## Element-and-box listings
[START]

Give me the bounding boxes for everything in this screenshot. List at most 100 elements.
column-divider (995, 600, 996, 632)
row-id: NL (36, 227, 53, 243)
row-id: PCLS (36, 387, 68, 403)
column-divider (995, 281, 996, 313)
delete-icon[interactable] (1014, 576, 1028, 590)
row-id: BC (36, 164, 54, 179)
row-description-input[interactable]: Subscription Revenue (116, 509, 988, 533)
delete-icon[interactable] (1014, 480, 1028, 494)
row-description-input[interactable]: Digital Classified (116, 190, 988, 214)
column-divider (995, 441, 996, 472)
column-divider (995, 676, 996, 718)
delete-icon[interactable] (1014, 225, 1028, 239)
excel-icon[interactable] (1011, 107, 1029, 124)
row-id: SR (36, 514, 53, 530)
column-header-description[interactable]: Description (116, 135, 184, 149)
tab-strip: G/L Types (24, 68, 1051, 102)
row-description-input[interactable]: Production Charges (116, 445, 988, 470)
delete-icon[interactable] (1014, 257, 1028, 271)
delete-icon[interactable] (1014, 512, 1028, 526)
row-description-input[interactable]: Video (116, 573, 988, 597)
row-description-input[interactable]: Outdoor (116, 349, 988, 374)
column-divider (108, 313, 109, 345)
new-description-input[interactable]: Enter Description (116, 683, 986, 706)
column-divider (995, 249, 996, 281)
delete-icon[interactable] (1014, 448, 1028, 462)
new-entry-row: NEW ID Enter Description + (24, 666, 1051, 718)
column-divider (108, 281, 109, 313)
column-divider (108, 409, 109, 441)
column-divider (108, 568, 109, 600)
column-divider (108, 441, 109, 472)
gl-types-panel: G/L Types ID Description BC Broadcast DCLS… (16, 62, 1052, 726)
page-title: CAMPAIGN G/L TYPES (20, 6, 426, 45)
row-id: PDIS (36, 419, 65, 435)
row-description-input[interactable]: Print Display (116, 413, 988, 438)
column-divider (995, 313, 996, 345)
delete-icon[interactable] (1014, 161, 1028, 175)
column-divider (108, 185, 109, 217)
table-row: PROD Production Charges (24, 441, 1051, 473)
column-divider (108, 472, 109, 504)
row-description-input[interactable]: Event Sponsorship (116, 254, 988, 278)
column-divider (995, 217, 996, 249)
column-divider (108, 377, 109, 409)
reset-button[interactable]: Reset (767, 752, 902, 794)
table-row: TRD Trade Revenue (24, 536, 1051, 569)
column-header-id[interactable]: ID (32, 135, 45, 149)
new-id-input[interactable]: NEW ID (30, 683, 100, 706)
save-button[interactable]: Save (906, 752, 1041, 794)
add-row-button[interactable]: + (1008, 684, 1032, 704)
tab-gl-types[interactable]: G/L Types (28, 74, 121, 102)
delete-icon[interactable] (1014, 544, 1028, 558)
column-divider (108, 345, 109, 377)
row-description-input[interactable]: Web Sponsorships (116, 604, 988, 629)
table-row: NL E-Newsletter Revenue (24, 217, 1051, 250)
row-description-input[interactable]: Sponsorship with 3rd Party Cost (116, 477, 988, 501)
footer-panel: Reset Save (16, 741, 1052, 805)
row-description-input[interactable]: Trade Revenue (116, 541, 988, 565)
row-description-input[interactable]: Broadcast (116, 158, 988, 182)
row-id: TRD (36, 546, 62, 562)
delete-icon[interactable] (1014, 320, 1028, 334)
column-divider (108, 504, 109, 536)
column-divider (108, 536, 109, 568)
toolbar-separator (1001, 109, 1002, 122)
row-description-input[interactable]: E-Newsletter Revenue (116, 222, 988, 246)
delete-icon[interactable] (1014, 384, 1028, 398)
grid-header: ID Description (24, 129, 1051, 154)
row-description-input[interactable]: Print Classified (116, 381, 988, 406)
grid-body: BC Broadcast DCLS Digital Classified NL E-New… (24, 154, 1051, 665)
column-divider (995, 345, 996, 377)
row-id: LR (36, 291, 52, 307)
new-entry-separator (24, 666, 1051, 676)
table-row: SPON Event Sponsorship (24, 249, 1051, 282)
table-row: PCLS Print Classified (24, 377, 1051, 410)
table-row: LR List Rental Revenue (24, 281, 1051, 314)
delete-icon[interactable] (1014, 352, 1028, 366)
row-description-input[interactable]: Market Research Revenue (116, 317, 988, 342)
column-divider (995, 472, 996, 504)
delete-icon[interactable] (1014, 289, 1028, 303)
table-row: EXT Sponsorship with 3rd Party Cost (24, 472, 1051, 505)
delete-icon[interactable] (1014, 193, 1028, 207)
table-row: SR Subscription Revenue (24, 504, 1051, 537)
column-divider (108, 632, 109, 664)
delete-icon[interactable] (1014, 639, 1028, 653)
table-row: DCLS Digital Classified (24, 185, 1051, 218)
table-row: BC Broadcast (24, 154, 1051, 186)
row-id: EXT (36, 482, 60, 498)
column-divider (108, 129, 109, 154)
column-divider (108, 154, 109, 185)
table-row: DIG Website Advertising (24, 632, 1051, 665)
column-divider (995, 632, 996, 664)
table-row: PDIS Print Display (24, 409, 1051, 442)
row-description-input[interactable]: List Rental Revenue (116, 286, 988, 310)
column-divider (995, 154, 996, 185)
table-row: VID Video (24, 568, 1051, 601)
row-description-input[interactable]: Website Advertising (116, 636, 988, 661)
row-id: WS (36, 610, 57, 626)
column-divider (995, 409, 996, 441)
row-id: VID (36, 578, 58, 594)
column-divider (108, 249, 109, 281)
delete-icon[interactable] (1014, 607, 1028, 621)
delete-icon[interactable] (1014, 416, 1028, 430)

[END]

Transcribe the data verbatim, from its first line down to and including the line that contains "delete-icon[interactable] (1014, 480, 1028, 494)".

## EXERCISE ANSWER
Give me the bounding boxes for everything in this screenshot. List at most 100 elements.
column-divider (995, 600, 996, 632)
row-id: NL (36, 227, 53, 243)
row-id: PCLS (36, 387, 68, 403)
column-divider (995, 281, 996, 313)
delete-icon[interactable] (1014, 576, 1028, 590)
row-id: BC (36, 164, 54, 179)
row-description-input[interactable]: Subscription Revenue (116, 509, 988, 533)
delete-icon[interactable] (1014, 480, 1028, 494)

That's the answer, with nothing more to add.